Objective:
Exactly as they appear, output all of the records. Skip any images.

[Collected data entries]
--------

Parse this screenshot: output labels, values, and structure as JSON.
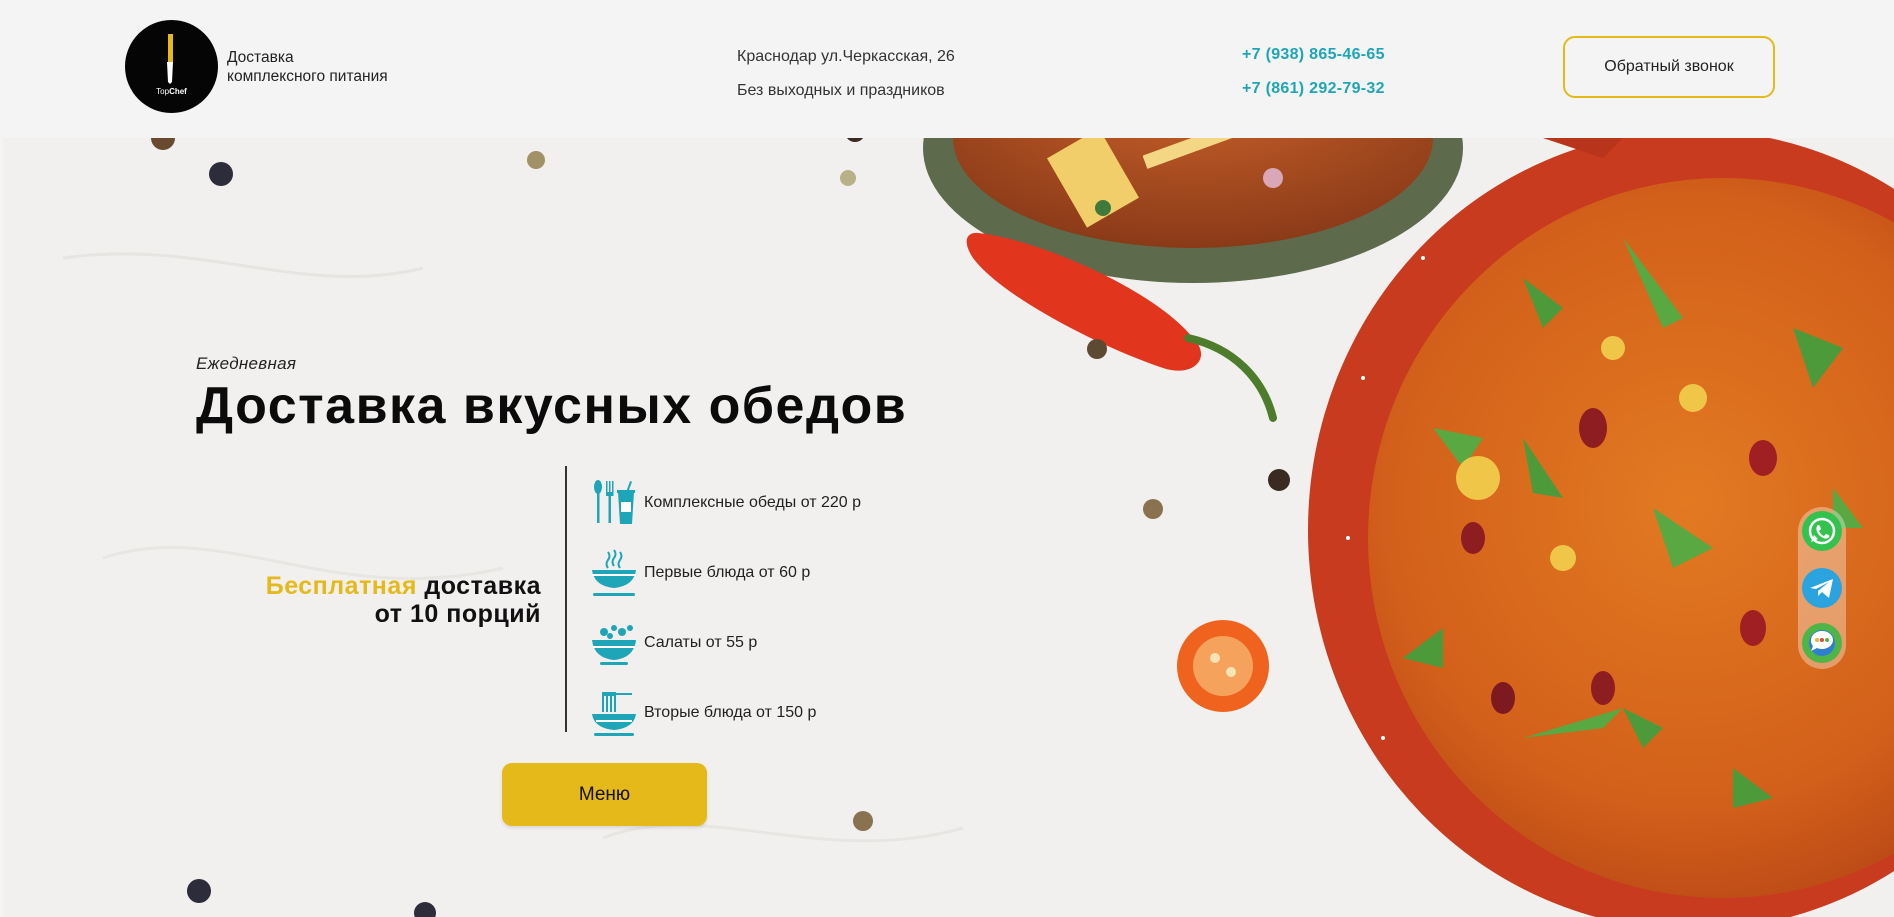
{
  "header": {
    "logo_brand_a": "Top",
    "logo_brand_b": "Chef",
    "tagline_line1": "Доставка",
    "tagline_line2": "комплексного питания",
    "address": "Краснодар ул.Черкасская, 26",
    "schedule": "Без выходных и праздников",
    "phone1": "+7 (938) 865-46-65",
    "phone2": "+7 (861) 292-79-32",
    "callback_label": "Обратный звонок"
  },
  "hero": {
    "subtitle": "Ежедневная",
    "title": "Доставка вкусных обедов",
    "free_accent": "Бесплатная",
    "free_rest": " доставка",
    "free_line2": "от 10 порций",
    "menu_button": "Меню",
    "items": [
      {
        "icon": "cutlery-drink-icon",
        "label": "Комплексные обеды от 220 р"
      },
      {
        "icon": "soup-bowl-icon",
        "label": "Первые блюда от 60 р"
      },
      {
        "icon": "salad-bowl-icon",
        "label": "Салаты от 55 р"
      },
      {
        "icon": "pasta-plate-icon",
        "label": "Вторые блюда от 150 р"
      }
    ]
  },
  "social": [
    "whatsapp-icon",
    "telegram-icon",
    "chat-icon"
  ],
  "colors": {
    "accent": "#e6b91a",
    "teal": "#1ea5b8",
    "soup": "#d96a1c",
    "pot": "#c83b1e"
  }
}
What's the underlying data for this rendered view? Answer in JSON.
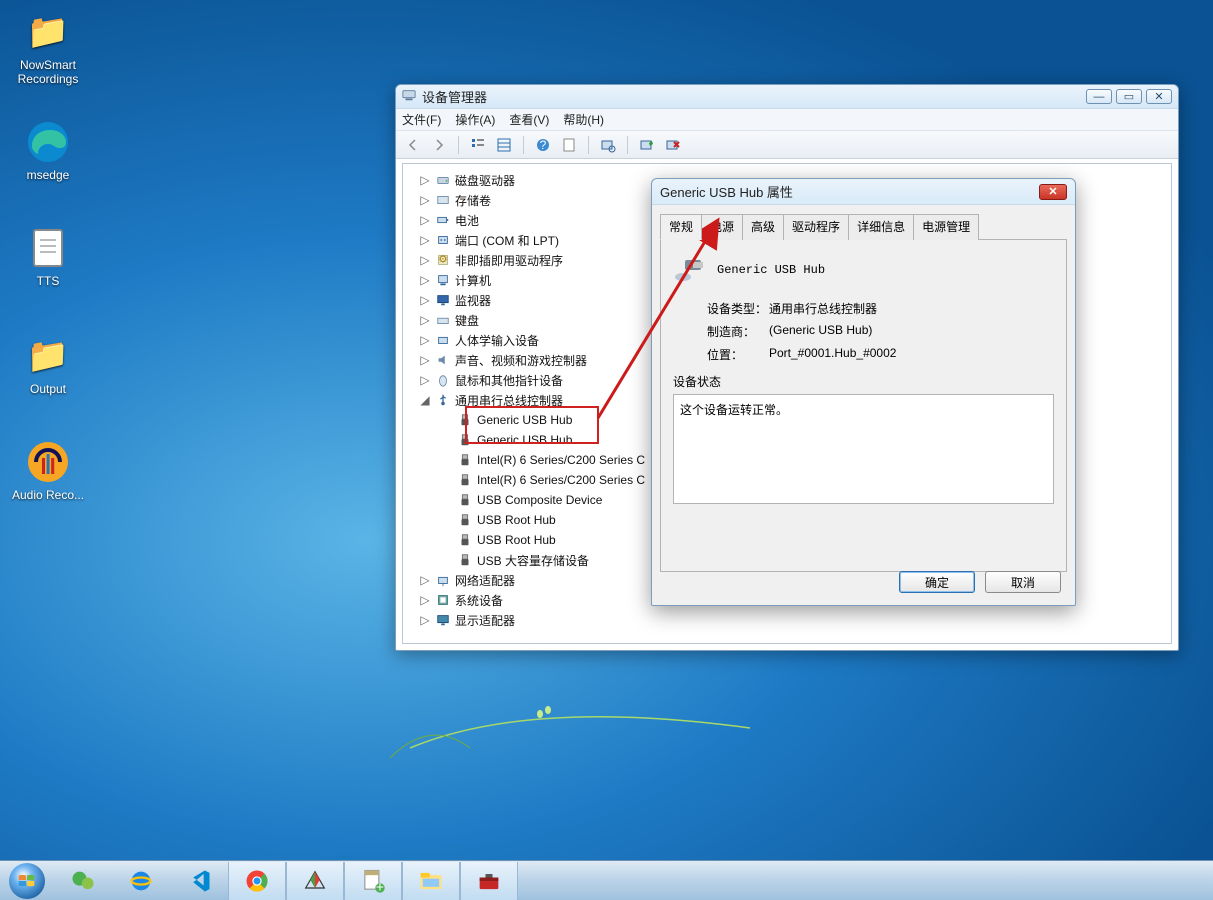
{
  "desktop": {
    "icons": [
      {
        "label": "NowSmart Recordings"
      },
      {
        "label": "msedge"
      },
      {
        "label": "TTS"
      },
      {
        "label": "Output"
      },
      {
        "label": "Audio Reco..."
      }
    ]
  },
  "device_manager": {
    "title": "设备管理器",
    "menus": [
      "文件(F)",
      "操作(A)",
      "查看(V)",
      "帮助(H)"
    ],
    "tree": [
      {
        "level": 1,
        "exp": "▷",
        "icon": "disk",
        "label": "磁盘驱动器"
      },
      {
        "level": 1,
        "exp": "▷",
        "icon": "volume",
        "label": "存储卷"
      },
      {
        "level": 1,
        "exp": "▷",
        "icon": "battery",
        "label": "电池"
      },
      {
        "level": 1,
        "exp": "▷",
        "icon": "port",
        "label": "端口 (COM 和 LPT)"
      },
      {
        "level": 1,
        "exp": "▷",
        "icon": "pnp",
        "label": "非即插即用驱动程序"
      },
      {
        "level": 1,
        "exp": "▷",
        "icon": "pc",
        "label": "计算机"
      },
      {
        "level": 1,
        "exp": "▷",
        "icon": "monitor",
        "label": "监视器"
      },
      {
        "level": 1,
        "exp": "▷",
        "icon": "keyboard",
        "label": "键盘"
      },
      {
        "level": 1,
        "exp": "▷",
        "icon": "hid",
        "label": "人体学输入设备"
      },
      {
        "level": 1,
        "exp": "▷",
        "icon": "audio",
        "label": "声音、视频和游戏控制器"
      },
      {
        "level": 1,
        "exp": "▷",
        "icon": "mouse",
        "label": "鼠标和其他指针设备"
      },
      {
        "level": 1,
        "exp": "◢",
        "icon": "usb",
        "label": "通用串行总线控制器"
      },
      {
        "level": 2,
        "exp": "",
        "icon": "usbdev",
        "label": "Generic USB Hub"
      },
      {
        "level": 2,
        "exp": "",
        "icon": "usbdev",
        "label": "Generic USB Hub"
      },
      {
        "level": 2,
        "exp": "",
        "icon": "usbdev",
        "label": "Intel(R) 6 Series/C200 Series C"
      },
      {
        "level": 2,
        "exp": "",
        "icon": "usbdev",
        "label": "Intel(R) 6 Series/C200 Series C"
      },
      {
        "level": 2,
        "exp": "",
        "icon": "usbdev",
        "label": "USB Composite Device"
      },
      {
        "level": 2,
        "exp": "",
        "icon": "usbdev",
        "label": "USB Root Hub"
      },
      {
        "level": 2,
        "exp": "",
        "icon": "usbdev",
        "label": "USB Root Hub"
      },
      {
        "level": 2,
        "exp": "",
        "icon": "usbdev",
        "label": "USB 大容量存储设备"
      },
      {
        "level": 1,
        "exp": "▷",
        "icon": "net",
        "label": "网络适配器"
      },
      {
        "level": 1,
        "exp": "▷",
        "icon": "system",
        "label": "系统设备"
      },
      {
        "level": 1,
        "exp": "▷",
        "icon": "display",
        "label": "显示适配器"
      }
    ]
  },
  "properties": {
    "title": "Generic USB Hub 属性",
    "tabs": [
      "常规",
      "电源",
      "高级",
      "驱动程序",
      "详细信息",
      "电源管理"
    ],
    "active_tab": 0,
    "device_name": "Generic USB Hub",
    "rows": [
      {
        "k": "设备类型：",
        "v": "通用串行总线控制器"
      },
      {
        "k": "制造商：",
        "v": "(Generic USB Hub)"
      },
      {
        "k": "位置：",
        "v": "Port_#0001.Hub_#0002"
      }
    ],
    "status_label": "设备状态",
    "status_text": "这个设备运转正常。",
    "ok": "确定",
    "cancel": "取消"
  },
  "taskbar": {
    "apps": [
      "wechat",
      "ie",
      "vscode",
      "chrome",
      "pyramid",
      "notepad",
      "explorer",
      "toolbox"
    ]
  }
}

--------

Response to the task:
Parse this screenshot: output labels, values, and structure as JSON.
{
  "header": {
    "logo_brand_a": "Top",
    "logo_brand_b": "Chef",
    "tagline_line1": "Доставка",
    "tagline_line2": "комплексного питания",
    "address": "Краснодар ул.Черкасская, 26",
    "schedule": "Без выходных и праздников",
    "phone1": "+7 (938) 865-46-65",
    "phone2": "+7 (861) 292-79-32",
    "callback_label": "Обратный звонок"
  },
  "hero": {
    "subtitle": "Ежедневная",
    "title": "Доставка вкусных обедов",
    "free_accent": "Бесплатная",
    "free_rest": " доставка",
    "free_line2": "от 10 порций",
    "menu_button": "Меню",
    "items": [
      {
        "icon": "cutlery-drink-icon",
        "label": "Комплексные обеды от 220 р"
      },
      {
        "icon": "soup-bowl-icon",
        "label": "Первые блюда от 60 р"
      },
      {
        "icon": "salad-bowl-icon",
        "label": "Салаты от 55 р"
      },
      {
        "icon": "pasta-plate-icon",
        "label": "Вторые блюда от 150 р"
      }
    ]
  },
  "social": [
    "whatsapp-icon",
    "telegram-icon",
    "chat-icon"
  ],
  "colors": {
    "accent": "#e6b91a",
    "teal": "#1ea5b8",
    "soup": "#d96a1c",
    "pot": "#c83b1e"
  }
}
What's the underlying data for this rendered view? Answer in JSON.
{
  "desktop": {
    "icons": [
      {
        "label": "NowSmart Recordings"
      },
      {
        "label": "msedge"
      },
      {
        "label": "TTS"
      },
      {
        "label": "Output"
      },
      {
        "label": "Audio Reco..."
      }
    ]
  },
  "device_manager": {
    "title": "设备管理器",
    "menus": [
      "文件(F)",
      "操作(A)",
      "查看(V)",
      "帮助(H)"
    ],
    "tree": [
      {
        "level": 1,
        "exp": "▷",
        "icon": "disk",
        "label": "磁盘驱动器"
      },
      {
        "level": 1,
        "exp": "▷",
        "icon": "volume",
        "label": "存储卷"
      },
      {
        "level": 1,
        "exp": "▷",
        "icon": "battery",
        "label": "电池"
      },
      {
        "level": 1,
        "exp": "▷",
        "icon": "port",
        "label": "端口 (COM 和 LPT)"
      },
      {
        "level": 1,
        "exp": "▷",
        "icon": "pnp",
        "label": "非即插即用驱动程序"
      },
      {
        "level": 1,
        "exp": "▷",
        "icon": "pc",
        "label": "计算机"
      },
      {
        "level": 1,
        "exp": "▷",
        "icon": "monitor",
        "label": "监视器"
      },
      {
        "level": 1,
        "exp": "▷",
        "icon": "keyboard",
        "label": "键盘"
      },
      {
        "level": 1,
        "exp": "▷",
        "icon": "hid",
        "label": "人体学输入设备"
      },
      {
        "level": 1,
        "exp": "▷",
        "icon": "audio",
        "label": "声音、视频和游戏控制器"
      },
      {
        "level": 1,
        "exp": "▷",
        "icon": "mouse",
        "label": "鼠标和其他指针设备"
      },
      {
        "level": 1,
        "exp": "◢",
        "icon": "usb",
        "label": "通用串行总线控制器"
      },
      {
        "level": 2,
        "exp": "",
        "icon": "usbdev",
        "label": "Generic USB Hub"
      },
      {
        "level": 2,
        "exp": "",
        "icon": "usbdev",
        "label": "Generic USB Hub"
      },
      {
        "level": 2,
        "exp": "",
        "icon": "usbdev",
        "label": "Intel(R) 6 Series/C200 Series C"
      },
      {
        "level": 2,
        "exp": "",
        "icon": "usbdev",
        "label": "Intel(R) 6 Series/C200 Series C"
      },
      {
        "level": 2,
        "exp": "",
        "icon": "usbdev",
        "label": "USB Composite Device"
      },
      {
        "level": 2,
        "exp": "",
        "icon": "usbdev",
        "label": "USB Root Hub"
      },
      {
        "level": 2,
        "exp": "",
        "icon": "usbdev",
        "label": "USB Root Hub"
      },
      {
        "level": 2,
        "exp": "",
        "icon": "usbdev",
        "label": "USB 大容量存储设备"
      },
      {
        "level": 1,
        "exp": "▷",
        "icon": "net",
        "label": "网络适配器"
      },
      {
        "level": 1,
        "exp": "▷",
        "icon": "system",
        "label": "系统设备"
      },
      {
        "level": 1,
        "exp": "▷",
        "icon": "display",
        "label": "显示适配器"
      }
    ]
  },
  "properties": {
    "title": "Generic USB Hub 属性",
    "tabs": [
      "常规",
      "电源",
      "高级",
      "驱动程序",
      "详细信息",
      "电源管理"
    ],
    "active_tab": 0,
    "device_name": "Generic USB Hub",
    "rows": [
      {
        "k": "设备类型：",
        "v": "通用串行总线控制器"
      },
      {
        "k": "制造商：",
        "v": "(Generic USB Hub)"
      },
      {
        "k": "位置：",
        "v": "Port_#0001.Hub_#0002"
      }
    ],
    "status_label": "设备状态",
    "status_text": "这个设备运转正常。",
    "ok": "确定",
    "cancel": "取消"
  },
  "taskbar": {
    "apps": [
      "wechat",
      "ie",
      "vscode",
      "chrome",
      "pyramid",
      "notepad",
      "explorer",
      "toolbox"
    ]
  }
}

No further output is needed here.